## What is asked
Leave every picture out and write out the records below exactly.

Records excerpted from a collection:
* start *

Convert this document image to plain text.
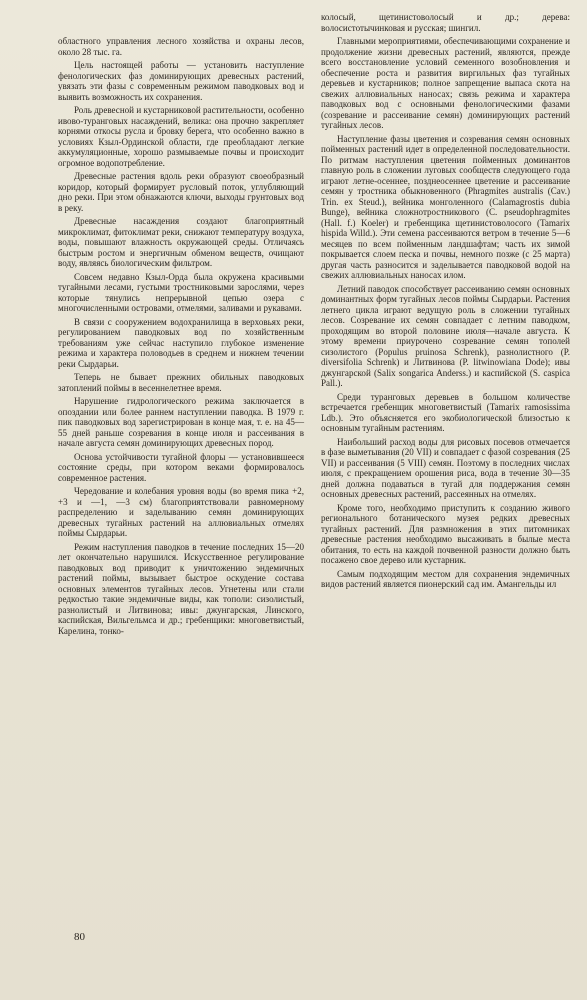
областного управления лесного хозяйства и охраны лесов, около 28 тыс. га.

Цель настоящей работы — установить наступление фенологических фаз доминирующих древесных растений, увязать эти фазы с современным режимом паводковых вод и выявить возможность их сохранения.

Роль древесной и кустарниковой растительности, особенно ивово-туранговых насаждений, велика: она прочно закрепляет корнями откосы русла и бровку берега, что особенно важно в условиях Кзыл-Ординской области, где преобладают легкие аккумуляционные, хорошо размываемые почвы и происходит огромное водопотребление.

Древесные растения вдоль реки образуют своеобразный коридор, который формирует русловый поток, углубляющий дно реки. При этом обнажаются ключи, выходы грунтовых вод в реку.

Древесные насаждения создают благоприятный микроклимат, фитоклимат реки, снижают температуру воздуха, воды, повышают влажность окружающей среды. Отличаясь быстрым ростом и энергичным обменом веществ, очищают воду, являясь биологическим фильтром.

Совсем недавно Кзыл-Орда была окружена красивыми тугайными лесами, густыми тростниковыми зарослями, через которые тянулись непрерывной цепью озера с многочисленными островами, отмелями, заливами и рукавами.

В связи с сооружением водохранилища в верховьях реки, регулированием паводковых вод по хозяйственным требованиям уже сейчас наступило глубокое изменение режима и характера половодьев в среднем и нижнем течении реки Сырдарьи.

Теперь не бывает прежних обильных паводковых затоплений поймы в весеннелетнее время.

Нарушение гидрологического режима заключается в опоздании или более раннем наступлении паводка. В 1979 г. пик паводковых вод зарегистрирован в конце мая, т. е. на 45—55 дней раньше созревания в конце июля и рассеивания в начале августа семян доминирующих древесных пород.

Основа устойчивости тугайной флоры — установившееся состояние среды, при котором веками формировалось современное растения.

Чередование и колебания уровня воды (во время пика +2, +3 и —1, —3 см) благоприятствовали равномерному распределению и заделыванию семян доминирующих древесных тугайных растений на аллювиальных отмелях поймы Сырдарьи.

Режим наступления паводков в течение последних 15—20 лет окончательно нарушился. Искусственное регулирование паводковых вод приводит к уничтожению эндемичных растений поймы, вызывает быстрое оскудение состава основных элементов тугайных лесов. Угнетены или стали редкостью такие эндемичные виды, как тополи: сизолистый, разнолистый и Литвинова; ивы: джунгарская, Линского, каспийская, Вильгельмса и др.; гребенщики: многоветвистый, Карелина, тонко-

колосый, щетинистоволосый и др.; дерева: волосистотычинковая и русская; шингил.

Главными мероприятиями, обеспечивающими сохранение и продолжение жизни древесных растений, являются, прежде всего восстановление условий семенного возобновления и обеспечение роста и развития виргильных фаз тугайных деревьев и кустарников; полное запрещение выпаса скота на свежих аллювиальных наносах; связь режима и характера паводковых вод с основными фенологическими фазами (созревание и рассеивание семян) доминирующих растений тугайных лесов.

Наступление фазы цветения и созревания семян основных пойменных растений идет в определенной последовательности. По ритмам наступления цветения пойменных доминантов главную роль в сложении луговых сообществ следующего года играют летне-осеннее, позднеосеннее цветение и рассеивание семян у тростника обыкновенного (Phragmites australis (Cav.) Trin. ex Steud.), вейника монголенного (Calamagrostis dubia Bunge), вейника сложнотростникового (C. pseudophragmites (Hall. f.) Koeler) и гребенщика щетинистоволосого (Tamarix hispida Willd.). Эти семена рассеиваются ветром в течение 5—6 месяцев по всем пойменным ландшафтам; часть их зимой покрывается слоем песка и почвы, немного позже (с 25 марта) другая часть разносится и заделывается паводковой водой на свежих аллювиальных наносах илом.

Летний паводок способствует рассеиванию семян основных доминантных форм тугайных лесов поймы Сырдарьи. Растения летнего цикла играют ведущую роль в сложении тугайных лесов. Созревание их семян совпадает с летним паводком, проходящим во второй половине июля—начале августа. К этому времени приурочено созревание семян тополей сизолистого (Populus pruinosa Schrenk), разнолистного (P. diversifolia Schrenk) и Литвинова (P. litwinowiana Dode); ивы джунгарской (Salix songarica Anderss.) и каспийской (S. caspica Pall.).

Среди туранговых деревьев в большом количестве встречается гребенщик многоветвистый (Tamarix ramosissima Ldb.). Это объясняется его экобиологической близостью к основным тугайным растениям.

Наибольший расход воды для рисовых посевов отмечается в фазе выметывания (20 VII) и совпадает с фазой созревания (25 VII) и рассеивания (5 VIII) семян. Поэтому в последних числах июля, с прекращением орошения риса, вода в течение 30—35 дней должна подаваться в тугай для поддержания семян основных древесных растений, рассеянных на отмелях.

Кроме того, необходимо приступить к созданию живого регионального ботанического музея редких древесных тугайных растений. Для размножения в этих питомниках древесные растения необходимо высаживать в былые места обитания, то есть на каждой почвенной разности должно быть посажено свое дерево или кустарник.

Самым подходящим местом для сохранения эндемичных видов растений является пионерский сад им. Амангельды ил

80
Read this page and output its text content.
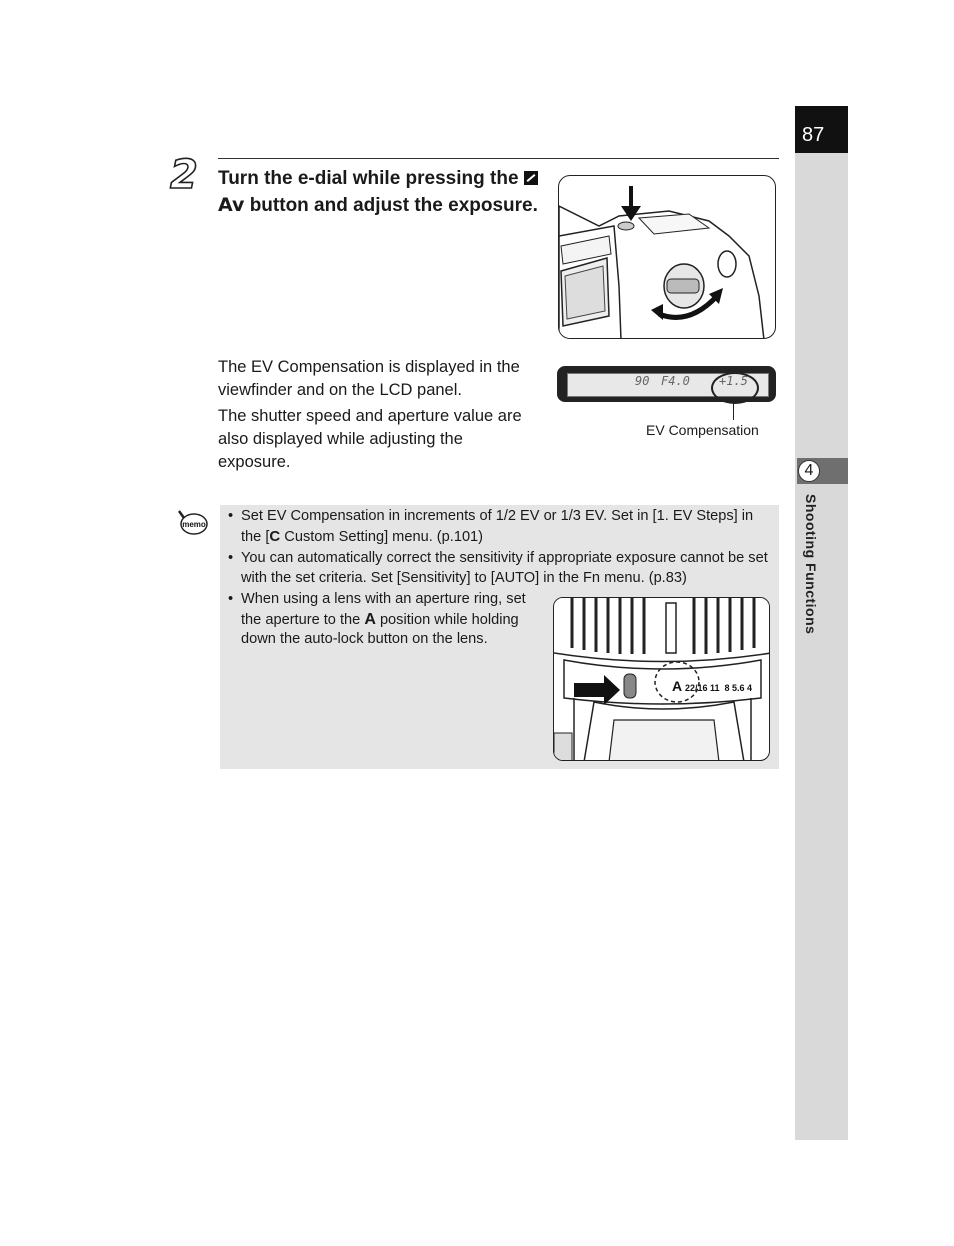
87
4
Shooting Functions
2 Turn the e-dial while pressing the Av button and adjust the exposure.

The EV Compensation is displayed in the viewfinder and on the LCD panel.

The shutter speed and aperture value are also displayed while adjusting the exposure.

90 F4.0 +1.5
EV Compensation
memo
• Set EV Compensation in increments of 1/2 EV or 1/3 EV. Set in [1. EV Steps] in the [C Custom Setting] menu. (p.101)
• You can automatically correct the sensitivity if appropriate exposure cannot be set with the set criteria. Set [Sensitivity] to [AUTO] in the Fn menu. (p.83)
• When using a lens with an aperture ring, set the aperture to the A position while holding down the auto-lock button on the lens.
A 22/16 11  8 5.6 4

* end *

## Task response
Convert this document image to plain text.
областного управления лесного хозяйства и охраны лесов, около 28 тыс. га.

Цель настоящей работы — установить наступление фенологических фаз доминирующих древесных растений, увязать эти фазы с современным режимом паводковых вод и выявить возможность их сохранения.

Роль древесной и кустарниковой растительности, особенно ивово-туранговых насаждений, велика: она прочно закрепляет корнями откосы русла и бровку берега, что особенно важно в условиях Кзыл-Ординской области, где преобладают легкие аккумуляционные, хорошо размываемые почвы и происходит огромное водопотребление.

Древесные растения вдоль реки образуют своеобразный коридор, который формирует русловый поток, углубляющий дно реки. При этом обнажаются ключи, выходы грунтовых вод в реку.

Древесные насаждения создают благоприятный микроклимат, фитоклимат реки, снижают температуру воздуха, воды, повышают влажность окружающей среды. Отличаясь быстрым ростом и энергичным обменом веществ, очищают воду, являясь биологическим фильтром.

Совсем недавно Кзыл-Орда была окружена красивыми тугайными лесами, густыми тростниковыми зарослями, через которые тянулись непрерывной цепью озера с многочисленными островами, отмелями, заливами и рукавами.

В связи с сооружением водохранилища в верховьях реки, регулированием паводковых вод по хозяйственным требованиям уже сейчас наступило глубокое изменение режима и характера половодьев в среднем и нижнем течении реки Сырдарьи.

Теперь не бывает прежних обильных паводковых затоплений поймы в весеннелетнее время.

Нарушение гидрологического режима заключается в опоздании или более раннем наступлении паводка. В 1979 г. пик паводковых вод зарегистрирован в конце мая, т. е. на 45—55 дней раньше созревания в конце июля и рассеивания в начале августа семян доминирующих древесных пород.

Основа устойчивости тугайной флоры — установившееся состояние среды, при котором веками формировалось современное растения.

Чередование и колебания уровня воды (во время пика +2, +3 и —1, —3 см) благоприятствовали равномерному распределению и заделыванию семян доминирующих древесных тугайных растений на аллювиальных отмелях поймы Сырдарьи.

Режим наступления паводков в течение последних 15—20 лет окончательно нарушился. Искусственное регулирование паводковых вод приводит к уничтожению эндемичных растений поймы, вызывает быстрое оскудение состава основных элементов тугайных лесов. Угнетены или стали редкостью такие эндемичные виды, как тополи: сизолистый, разнолистый и Литвинова; ивы: джунгарская, Линского, каспийская, Вильгельмса и др.; гребенщики: многоветвистый, Карелина, тонко-

колосый, щетинистоволосый и др.; дерева: волосистотычинковая и русская; шингил.

Главными мероприятиями, обеспечивающими сохранение и продолжение жизни древесных растений, являются, прежде всего восстановление условий семенного возобновления и обеспечение роста и развития виргильных фаз тугайных деревьев и кустарников; полное запрещение выпаса скота на свежих аллювиальных наносах; связь режима и характера паводковых вод с основными фенологическими фазами (созревание и рассеивание семян) доминирующих растений тугайных лесов.

Наступление фазы цветения и созревания семян основных пойменных растений идет в определенной последовательности. По ритмам наступления цветения пойменных доминантов главную роль в сложении луговых сообществ следующего года играют летне-осеннее, позднеосеннее цветение и рассеивание семян у тростника обыкновенного (Phragmites australis (Cav.) Trin. ex Steud.), вейника монголенного (Calamagrostis dubia Bunge), вейника сложнотростникового (C. pseudophragmites (Hall. f.) Koeler) и гребенщика щетинистоволосого (Tamarix hispida Willd.). Эти семена рассеиваются ветром в течение 5—6 месяцев по всем пойменным ландшафтам; часть их зимой покрывается слоем песка и почвы, немного позже (с 25 марта) другая часть разносится и заделывается паводковой водой на свежих аллювиальных наносах илом.

Летний паводок способствует рассеиванию семян основных доминантных форм тугайных лесов поймы Сырдарьи. Растения летнего цикла играют ведущую роль в сложении тугайных лесов. Созревание их семян совпадает с летним паводком, проходящим во второй половине июля—начале августа. К этому времени приурочено созревание семян тополей сизолистого (Populus pruinosa Schrenk), разнолистного (P. diversifolia Schrenk) и Литвинова (P. litwinowiana Dode); ивы джунгарской (Salix songarica Anderss.) и каспийской (S. caspica Pall.).

Среди туранговых деревьев в большом количестве встречается гребенщик многоветвистый (Tamarix ramosissima Ldb.). Это объясняется его экобиологической близостью к основным тугайным растениям.

Наибольший расход воды для рисовых посевов отмечается в фазе выметывания (20 VII) и совпадает с фазой созревания (25 VII) и рассеивания (5 VIII) семян. Поэтому в последних числах июля, с прекращением орошения риса, вода в течение 30—35 дней должна подаваться в тугай для поддержания семян основных древесных растений, рассеянных на отмелях.

Кроме того, необходимо приступить к созданию живого регионального ботанического музея редких древесных тугайных растений. Для размножения в этих питомниках древесные растения необходимо высаживать в былые места обитания, то есть на каждой почвенной разности должно быть посажено свое дерево или кустарник.

Самым подходящим местом для сохранения эндемичных видов растений является пионерский сад им. Амангельды ил

80
Read this page and output its text content.
87
4
Shooting Functions
2 Turn the e-dial while pressing the Av button and adjust the exposure.

The EV Compensation is displayed in the viewfinder and on the LCD panel.

The shutter speed and aperture value are also displayed while adjusting the exposure.

90 F4.0 +1.5
EV Compensation
memo
• Set EV Compensation in increments of 1/2 EV or 1/3 EV. Set in [1. EV Steps] in the [C Custom Setting] menu. (p.101)
• You can automatically correct the sensitivity if appropriate exposure cannot be set with the set criteria. Set [Sensitivity] to [AUTO] in the Fn menu. (p.83)
• When using a lens with an aperture ring, set the aperture to the A position while holding down the auto-lock button on the lens.
A 22/16 11  8 5.6 4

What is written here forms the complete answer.